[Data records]
-----

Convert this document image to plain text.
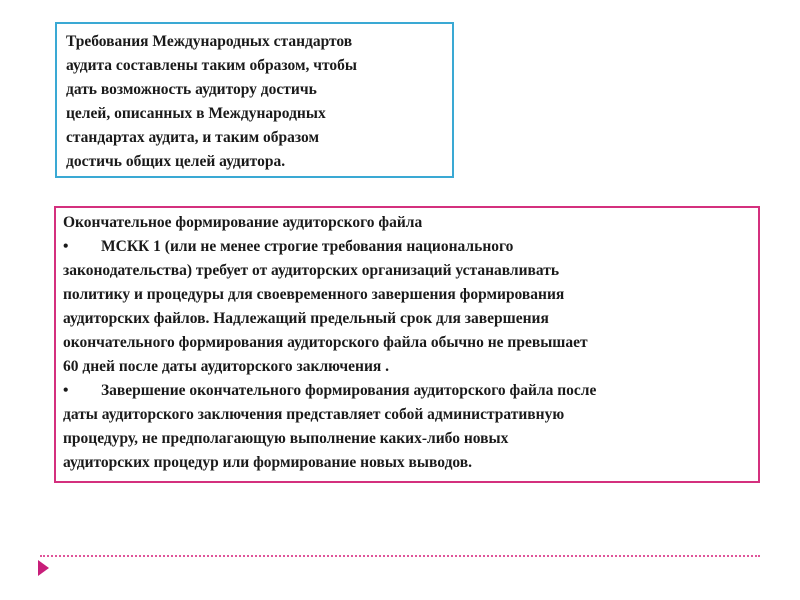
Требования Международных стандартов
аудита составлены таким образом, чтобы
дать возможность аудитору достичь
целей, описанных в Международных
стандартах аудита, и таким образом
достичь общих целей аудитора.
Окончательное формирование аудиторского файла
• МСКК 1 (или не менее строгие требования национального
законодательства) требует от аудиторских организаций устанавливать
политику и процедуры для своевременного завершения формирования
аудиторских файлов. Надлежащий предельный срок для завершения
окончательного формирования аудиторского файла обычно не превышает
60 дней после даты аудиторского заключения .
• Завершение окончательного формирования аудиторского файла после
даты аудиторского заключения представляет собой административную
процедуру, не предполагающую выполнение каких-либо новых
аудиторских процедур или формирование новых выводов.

-----

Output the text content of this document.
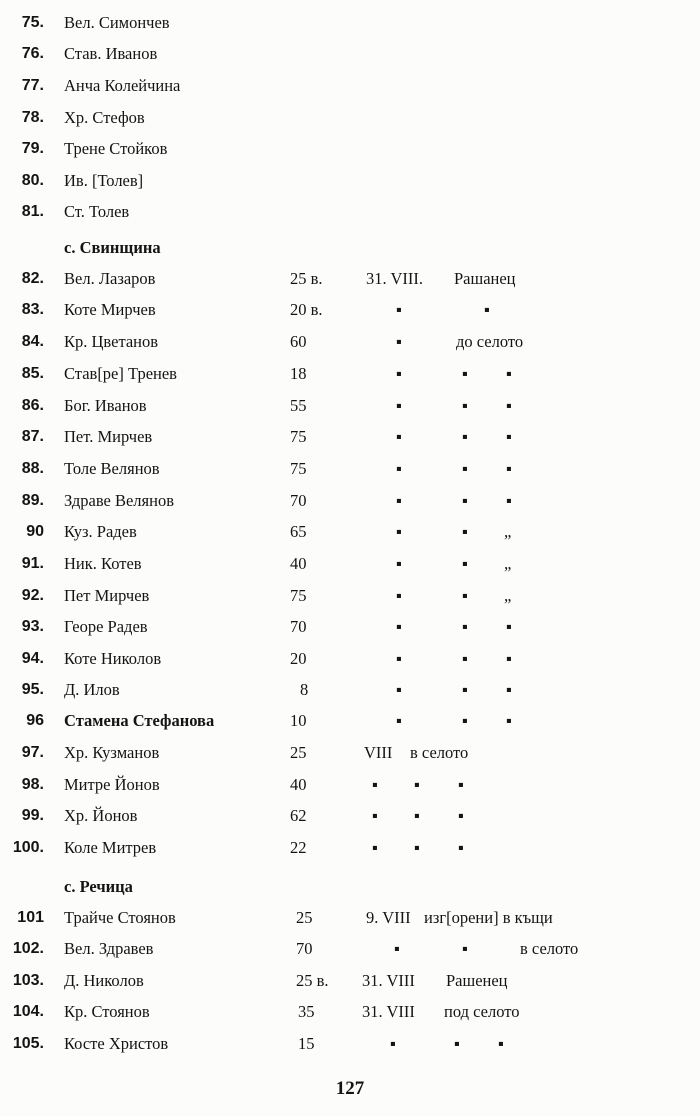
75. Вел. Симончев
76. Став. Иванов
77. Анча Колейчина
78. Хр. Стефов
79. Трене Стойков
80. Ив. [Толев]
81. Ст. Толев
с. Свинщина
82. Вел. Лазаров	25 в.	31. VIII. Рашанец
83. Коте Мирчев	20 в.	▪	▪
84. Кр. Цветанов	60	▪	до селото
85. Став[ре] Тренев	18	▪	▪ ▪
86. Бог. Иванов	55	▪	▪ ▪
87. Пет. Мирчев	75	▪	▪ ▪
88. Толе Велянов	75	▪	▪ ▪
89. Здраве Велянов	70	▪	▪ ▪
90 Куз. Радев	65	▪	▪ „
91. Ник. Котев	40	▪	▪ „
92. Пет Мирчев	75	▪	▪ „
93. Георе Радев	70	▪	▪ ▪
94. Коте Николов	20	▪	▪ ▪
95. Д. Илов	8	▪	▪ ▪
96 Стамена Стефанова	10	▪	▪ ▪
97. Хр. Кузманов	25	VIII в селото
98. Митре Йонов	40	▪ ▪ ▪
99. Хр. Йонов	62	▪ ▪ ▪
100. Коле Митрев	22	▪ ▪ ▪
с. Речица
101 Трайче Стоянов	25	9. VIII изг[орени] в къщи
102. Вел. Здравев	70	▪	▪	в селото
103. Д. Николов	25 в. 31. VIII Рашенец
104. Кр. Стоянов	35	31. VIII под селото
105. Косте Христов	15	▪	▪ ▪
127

-----

## WHAT TO DO
Where a line above includes "Стоянов", copy that line.

## RESULT
101 Трайче Стоянов	25	9. VIII изг[орени] в къщи
104. Кр. Стоянов	35	31. VIII под селото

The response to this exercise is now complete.